(Stored data)

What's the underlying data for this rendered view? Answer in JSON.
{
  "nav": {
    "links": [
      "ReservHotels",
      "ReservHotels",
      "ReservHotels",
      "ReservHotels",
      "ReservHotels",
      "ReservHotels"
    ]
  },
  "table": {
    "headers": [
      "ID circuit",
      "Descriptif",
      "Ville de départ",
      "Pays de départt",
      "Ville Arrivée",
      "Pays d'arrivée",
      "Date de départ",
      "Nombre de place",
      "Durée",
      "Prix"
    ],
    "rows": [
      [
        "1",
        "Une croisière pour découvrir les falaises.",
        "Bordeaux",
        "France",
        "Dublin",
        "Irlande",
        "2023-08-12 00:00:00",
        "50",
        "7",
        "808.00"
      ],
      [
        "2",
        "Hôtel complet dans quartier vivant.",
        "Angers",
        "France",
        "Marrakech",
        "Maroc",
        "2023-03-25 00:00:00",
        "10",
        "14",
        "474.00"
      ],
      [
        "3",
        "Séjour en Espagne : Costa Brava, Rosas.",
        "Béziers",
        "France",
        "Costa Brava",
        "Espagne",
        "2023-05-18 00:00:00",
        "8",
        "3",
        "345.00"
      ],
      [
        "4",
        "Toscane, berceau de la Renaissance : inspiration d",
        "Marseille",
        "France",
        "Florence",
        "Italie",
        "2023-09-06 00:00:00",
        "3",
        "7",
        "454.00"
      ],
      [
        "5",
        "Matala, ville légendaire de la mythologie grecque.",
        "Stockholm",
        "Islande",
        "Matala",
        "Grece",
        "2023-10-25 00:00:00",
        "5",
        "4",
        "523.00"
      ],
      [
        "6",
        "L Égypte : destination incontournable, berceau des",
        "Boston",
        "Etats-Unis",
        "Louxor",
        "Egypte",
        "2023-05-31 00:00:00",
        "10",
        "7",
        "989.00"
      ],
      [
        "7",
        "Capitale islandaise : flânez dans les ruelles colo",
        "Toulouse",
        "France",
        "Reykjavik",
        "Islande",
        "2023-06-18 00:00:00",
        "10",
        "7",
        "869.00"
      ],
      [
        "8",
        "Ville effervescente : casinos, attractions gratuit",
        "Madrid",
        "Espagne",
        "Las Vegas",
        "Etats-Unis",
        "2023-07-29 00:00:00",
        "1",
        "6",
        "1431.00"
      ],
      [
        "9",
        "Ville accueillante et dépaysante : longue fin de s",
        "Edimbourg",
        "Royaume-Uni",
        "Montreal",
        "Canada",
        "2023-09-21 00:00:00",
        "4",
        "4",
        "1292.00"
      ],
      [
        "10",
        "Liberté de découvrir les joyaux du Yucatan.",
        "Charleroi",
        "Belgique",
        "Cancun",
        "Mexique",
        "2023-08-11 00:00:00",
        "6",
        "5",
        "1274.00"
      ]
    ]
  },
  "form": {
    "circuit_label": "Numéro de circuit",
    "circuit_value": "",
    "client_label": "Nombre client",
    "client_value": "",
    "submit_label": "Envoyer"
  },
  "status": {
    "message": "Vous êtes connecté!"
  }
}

**Work instructions**
Write out the full listing, keeping every line exactly as it is.

**Answer for the task**
What's the underlying data for this rendered view? Answer in JSON.
{
  "nav": {
    "links": [
      "ReservHotels",
      "ReservHotels",
      "ReservHotels",
      "ReservHotels",
      "ReservHotels",
      "ReservHotels"
    ]
  },
  "table": {
    "headers": [
      "ID circuit",
      "Descriptif",
      "Ville de départ",
      "Pays de départt",
      "Ville Arrivée",
      "Pays d'arrivée",
      "Date de départ",
      "Nombre de place",
      "Durée",
      "Prix"
    ],
    "rows": [
      [
        "1",
        "Une croisière pour découvrir les falaises.",
        "Bordeaux",
        "France",
        "Dublin",
        "Irlande",
        "2023-08-12 00:00:00",
        "50",
        "7",
        "808.00"
      ],
      [
        "2",
        "Hôtel complet dans quartier vivant.",
        "Angers",
        "France",
        "Marrakech",
        "Maroc",
        "2023-03-25 00:00:00",
        "10",
        "14",
        "474.00"
      ],
      [
        "3",
        "Séjour en Espagne : Costa Brava, Rosas.",
        "Béziers",
        "France",
        "Costa Brava",
        "Espagne",
        "2023-05-18 00:00:00",
        "8",
        "3",
        "345.00"
      ],
      [
        "4",
        "Toscane, berceau de la Renaissance : inspiration d",
        "Marseille",
        "France",
        "Florence",
        "Italie",
        "2023-09-06 00:00:00",
        "3",
        "7",
        "454.00"
      ],
      [
        "5",
        "Matala, ville légendaire de la mythologie grecque.",
        "Stockholm",
        "Islande",
        "Matala",
        "Grece",
        "2023-10-25 00:00:00",
        "5",
        "4",
        "523.00"
      ],
      [
        "6",
        "L Égypte : destination incontournable, berceau des",
        "Boston",
        "Etats-Unis",
        "Louxor",
        "Egypte",
        "2023-05-31 00:00:00",
        "10",
        "7",
        "989.00"
      ],
      [
        "7",
        "Capitale islandaise : flânez dans les ruelles colo",
        "Toulouse",
        "France",
        "Reykjavik",
        "Islande",
        "2023-06-18 00:00:00",
        "10",
        "7",
        "869.00"
      ],
      [
        "8",
        "Ville effervescente : casinos, attractions gratuit",
        "Madrid",
        "Espagne",
        "Las Vegas",
        "Etats-Unis",
        "2023-07-29 00:00:00",
        "1",
        "6",
        "1431.00"
      ],
      [
        "9",
        "Ville accueillante et dépaysante : longue fin de s",
        "Edimbourg",
        "Royaume-Uni",
        "Montreal",
        "Canada",
        "2023-09-21 00:00:00",
        "4",
        "4",
        "1292.00"
      ],
      [
        "10",
        "Liberté de découvrir les joyaux du Yucatan.",
        "Charleroi",
        "Belgique",
        "Cancun",
        "Mexique",
        "2023-08-11 00:00:00",
        "6",
        "5",
        "1274.00"
      ]
    ]
  },
  "form": {
    "circuit_label": "Numéro de circuit",
    "circuit_value": "",
    "client_label": "Nombre client",
    "client_value": "",
    "submit_label": "Envoyer"
  },
  "status": {
    "message": "Vous êtes connecté!"
  }
}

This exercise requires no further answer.